(Saved data entries)
★ ★ ★ ★

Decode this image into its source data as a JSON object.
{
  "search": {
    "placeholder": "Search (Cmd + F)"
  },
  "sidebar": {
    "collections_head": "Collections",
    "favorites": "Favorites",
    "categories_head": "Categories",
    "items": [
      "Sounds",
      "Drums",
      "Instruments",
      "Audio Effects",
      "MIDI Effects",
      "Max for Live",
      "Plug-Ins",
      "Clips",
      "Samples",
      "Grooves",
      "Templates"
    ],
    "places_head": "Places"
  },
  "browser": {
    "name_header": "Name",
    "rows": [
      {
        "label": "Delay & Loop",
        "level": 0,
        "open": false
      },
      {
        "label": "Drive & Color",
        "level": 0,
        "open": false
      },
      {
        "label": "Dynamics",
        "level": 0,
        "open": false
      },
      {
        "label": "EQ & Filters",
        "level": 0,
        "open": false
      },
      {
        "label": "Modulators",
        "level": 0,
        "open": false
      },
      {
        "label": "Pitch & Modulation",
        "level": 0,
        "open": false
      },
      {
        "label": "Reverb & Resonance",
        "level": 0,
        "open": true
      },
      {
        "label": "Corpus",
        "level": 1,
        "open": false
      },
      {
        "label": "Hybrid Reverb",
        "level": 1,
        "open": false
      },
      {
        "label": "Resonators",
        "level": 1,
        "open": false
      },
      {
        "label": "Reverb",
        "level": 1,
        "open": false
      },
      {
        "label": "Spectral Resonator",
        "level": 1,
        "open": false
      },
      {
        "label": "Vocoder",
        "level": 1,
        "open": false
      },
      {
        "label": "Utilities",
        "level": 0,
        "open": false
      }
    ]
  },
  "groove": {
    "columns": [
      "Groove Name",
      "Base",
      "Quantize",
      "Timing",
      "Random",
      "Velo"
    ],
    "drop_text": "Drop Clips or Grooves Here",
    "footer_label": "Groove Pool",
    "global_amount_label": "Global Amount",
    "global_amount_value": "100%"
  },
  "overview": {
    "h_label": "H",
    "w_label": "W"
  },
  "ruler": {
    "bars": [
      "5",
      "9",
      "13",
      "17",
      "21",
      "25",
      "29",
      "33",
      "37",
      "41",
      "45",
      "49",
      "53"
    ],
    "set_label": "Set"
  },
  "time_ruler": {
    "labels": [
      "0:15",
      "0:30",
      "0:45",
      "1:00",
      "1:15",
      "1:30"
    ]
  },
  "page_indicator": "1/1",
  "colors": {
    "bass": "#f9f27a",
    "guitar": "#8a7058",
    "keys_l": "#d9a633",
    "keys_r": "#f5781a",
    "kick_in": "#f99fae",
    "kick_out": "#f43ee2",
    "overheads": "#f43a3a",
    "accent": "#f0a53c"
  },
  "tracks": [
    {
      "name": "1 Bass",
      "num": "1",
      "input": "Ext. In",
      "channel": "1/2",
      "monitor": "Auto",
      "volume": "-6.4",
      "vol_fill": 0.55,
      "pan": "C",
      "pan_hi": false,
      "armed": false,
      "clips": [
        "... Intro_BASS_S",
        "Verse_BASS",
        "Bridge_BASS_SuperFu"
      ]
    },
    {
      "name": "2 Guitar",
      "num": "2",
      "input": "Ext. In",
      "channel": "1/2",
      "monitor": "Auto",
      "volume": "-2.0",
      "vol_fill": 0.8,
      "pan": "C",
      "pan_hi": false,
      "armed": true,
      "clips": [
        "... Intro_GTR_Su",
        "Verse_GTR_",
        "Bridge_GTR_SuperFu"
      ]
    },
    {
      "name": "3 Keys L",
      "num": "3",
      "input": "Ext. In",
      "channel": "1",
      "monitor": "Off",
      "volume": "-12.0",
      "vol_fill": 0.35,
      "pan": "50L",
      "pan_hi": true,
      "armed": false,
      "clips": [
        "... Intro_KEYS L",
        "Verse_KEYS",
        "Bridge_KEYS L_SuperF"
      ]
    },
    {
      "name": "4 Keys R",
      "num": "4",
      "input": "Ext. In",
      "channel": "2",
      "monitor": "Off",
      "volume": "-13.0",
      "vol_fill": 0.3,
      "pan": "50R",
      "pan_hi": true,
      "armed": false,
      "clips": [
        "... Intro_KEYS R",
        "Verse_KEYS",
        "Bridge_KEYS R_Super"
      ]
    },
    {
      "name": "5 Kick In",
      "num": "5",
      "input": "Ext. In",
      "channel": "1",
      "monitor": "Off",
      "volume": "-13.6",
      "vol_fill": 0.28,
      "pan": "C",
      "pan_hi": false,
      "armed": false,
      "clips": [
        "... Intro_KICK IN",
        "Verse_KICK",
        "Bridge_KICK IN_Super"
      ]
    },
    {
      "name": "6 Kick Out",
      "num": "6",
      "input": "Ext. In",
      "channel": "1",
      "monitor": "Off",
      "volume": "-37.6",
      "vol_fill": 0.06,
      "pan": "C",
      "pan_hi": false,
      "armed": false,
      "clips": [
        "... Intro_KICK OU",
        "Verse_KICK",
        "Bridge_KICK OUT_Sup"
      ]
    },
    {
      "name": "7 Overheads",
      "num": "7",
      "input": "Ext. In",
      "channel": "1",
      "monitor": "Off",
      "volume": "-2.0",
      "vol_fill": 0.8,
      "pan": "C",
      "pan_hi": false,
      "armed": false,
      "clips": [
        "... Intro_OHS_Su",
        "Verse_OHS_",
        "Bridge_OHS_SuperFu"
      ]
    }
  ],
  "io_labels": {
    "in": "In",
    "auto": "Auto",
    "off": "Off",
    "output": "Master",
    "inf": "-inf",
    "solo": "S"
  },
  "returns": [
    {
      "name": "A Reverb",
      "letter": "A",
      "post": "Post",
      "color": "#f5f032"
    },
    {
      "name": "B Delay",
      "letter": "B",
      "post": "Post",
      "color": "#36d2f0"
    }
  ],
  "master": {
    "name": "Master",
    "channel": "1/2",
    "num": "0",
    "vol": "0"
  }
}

★ ★ ★ ★

→ **Exercise brief**
Take the entries above and transcribe them in full.

→ **Task output**
Decode this image into its source data as a JSON object.
{
  "search": {
    "placeholder": "Search (Cmd + F)"
  },
  "sidebar": {
    "collections_head": "Collections",
    "favorites": "Favorites",
    "categories_head": "Categories",
    "items": [
      "Sounds",
      "Drums",
      "Instruments",
      "Audio Effects",
      "MIDI Effects",
      "Max for Live",
      "Plug-Ins",
      "Clips",
      "Samples",
      "Grooves",
      "Templates"
    ],
    "places_head": "Places"
  },
  "browser": {
    "name_header": "Name",
    "rows": [
      {
        "label": "Delay & Loop",
        "level": 0,
        "open": false
      },
      {
        "label": "Drive & Color",
        "level": 0,
        "open": false
      },
      {
        "label": "Dynamics",
        "level": 0,
        "open": false
      },
      {
        "label": "EQ & Filters",
        "level": 0,
        "open": false
      },
      {
        "label": "Modulators",
        "level": 0,
        "open": false
      },
      {
        "label": "Pitch & Modulation",
        "level": 0,
        "open": false
      },
      {
        "label": "Reverb & Resonance",
        "level": 0,
        "open": true
      },
      {
        "label": "Corpus",
        "level": 1,
        "open": false
      },
      {
        "label": "Hybrid Reverb",
        "level": 1,
        "open": false
      },
      {
        "label": "Resonators",
        "level": 1,
        "open": false
      },
      {
        "label": "Reverb",
        "level": 1,
        "open": false
      },
      {
        "label": "Spectral Resonator",
        "level": 1,
        "open": false
      },
      {
        "label": "Vocoder",
        "level": 1,
        "open": false
      },
      {
        "label": "Utilities",
        "level": 0,
        "open": false
      }
    ]
  },
  "groove": {
    "columns": [
      "Groove Name",
      "Base",
      "Quantize",
      "Timing",
      "Random",
      "Velo"
    ],
    "drop_text": "Drop Clips or Grooves Here",
    "footer_label": "Groove Pool",
    "global_amount_label": "Global Amount",
    "global_amount_value": "100%"
  },
  "overview": {
    "h_label": "H",
    "w_label": "W"
  },
  "ruler": {
    "bars": [
      "5",
      "9",
      "13",
      "17",
      "21",
      "25",
      "29",
      "33",
      "37",
      "41",
      "45",
      "49",
      "53"
    ],
    "set_label": "Set"
  },
  "time_ruler": {
    "labels": [
      "0:15",
      "0:30",
      "0:45",
      "1:00",
      "1:15",
      "1:30"
    ]
  },
  "page_indicator": "1/1",
  "colors": {
    "bass": "#f9f27a",
    "guitar": "#8a7058",
    "keys_l": "#d9a633",
    "keys_r": "#f5781a",
    "kick_in": "#f99fae",
    "kick_out": "#f43ee2",
    "overheads": "#f43a3a",
    "accent": "#f0a53c"
  },
  "tracks": [
    {
      "name": "1 Bass",
      "num": "1",
      "input": "Ext. In",
      "channel": "1/2",
      "monitor": "Auto",
      "volume": "-6.4",
      "vol_fill": 0.55,
      "pan": "C",
      "pan_hi": false,
      "armed": false,
      "clips": [
        "... Intro_BASS_S",
        "Verse_BASS",
        "Bridge_BASS_SuperFu"
      ]
    },
    {
      "name": "2 Guitar",
      "num": "2",
      "input": "Ext. In",
      "channel": "1/2",
      "monitor": "Auto",
      "volume": "-2.0",
      "vol_fill": 0.8,
      "pan": "C",
      "pan_hi": false,
      "armed": true,
      "clips": [
        "... Intro_GTR_Su",
        "Verse_GTR_",
        "Bridge_GTR_SuperFu"
      ]
    },
    {
      "name": "3 Keys L",
      "num": "3",
      "input": "Ext. In",
      "channel": "1",
      "monitor": "Off",
      "volume": "-12.0",
      "vol_fill": 0.35,
      "pan": "50L",
      "pan_hi": true,
      "armed": false,
      "clips": [
        "... Intro_KEYS L",
        "Verse_KEYS",
        "Bridge_KEYS L_SuperF"
      ]
    },
    {
      "name": "4 Keys R",
      "num": "4",
      "input": "Ext. In",
      "channel": "2",
      "monitor": "Off",
      "volume": "-13.0",
      "vol_fill": 0.3,
      "pan": "50R",
      "pan_hi": true,
      "armed": false,
      "clips": [
        "... Intro_KEYS R",
        "Verse_KEYS",
        "Bridge_KEYS R_Super"
      ]
    },
    {
      "name": "5 Kick In",
      "num": "5",
      "input": "Ext. In",
      "channel": "1",
      "monitor": "Off",
      "volume": "-13.6",
      "vol_fill": 0.28,
      "pan": "C",
      "pan_hi": false,
      "armed": false,
      "clips": [
        "... Intro_KICK IN",
        "Verse_KICK",
        "Bridge_KICK IN_Super"
      ]
    },
    {
      "name": "6 Kick Out",
      "num": "6",
      "input": "Ext. In",
      "channel": "1",
      "monitor": "Off",
      "volume": "-37.6",
      "vol_fill": 0.06,
      "pan": "C",
      "pan_hi": false,
      "armed": false,
      "clips": [
        "... Intro_KICK OU",
        "Verse_KICK",
        "Bridge_KICK OUT_Sup"
      ]
    },
    {
      "name": "7 Overheads",
      "num": "7",
      "input": "Ext. In",
      "channel": "1",
      "monitor": "Off",
      "volume": "-2.0",
      "vol_fill": 0.8,
      "pan": "C",
      "pan_hi": false,
      "armed": false,
      "clips": [
        "... Intro_OHS_Su",
        "Verse_OHS_",
        "Bridge_OHS_SuperFu"
      ]
    }
  ],
  "io_labels": {
    "in": "In",
    "auto": "Auto",
    "off": "Off",
    "output": "Master",
    "inf": "-inf",
    "solo": "S"
  },
  "returns": [
    {
      "name": "A Reverb",
      "letter": "A",
      "post": "Post",
      "color": "#f5f032"
    },
    {
      "name": "B Delay",
      "letter": "B",
      "post": "Post",
      "color": "#36d2f0"
    }
  ],
  "master": {
    "name": "Master",
    "channel": "1/2",
    "num": "0",
    "vol": "0"
  }
}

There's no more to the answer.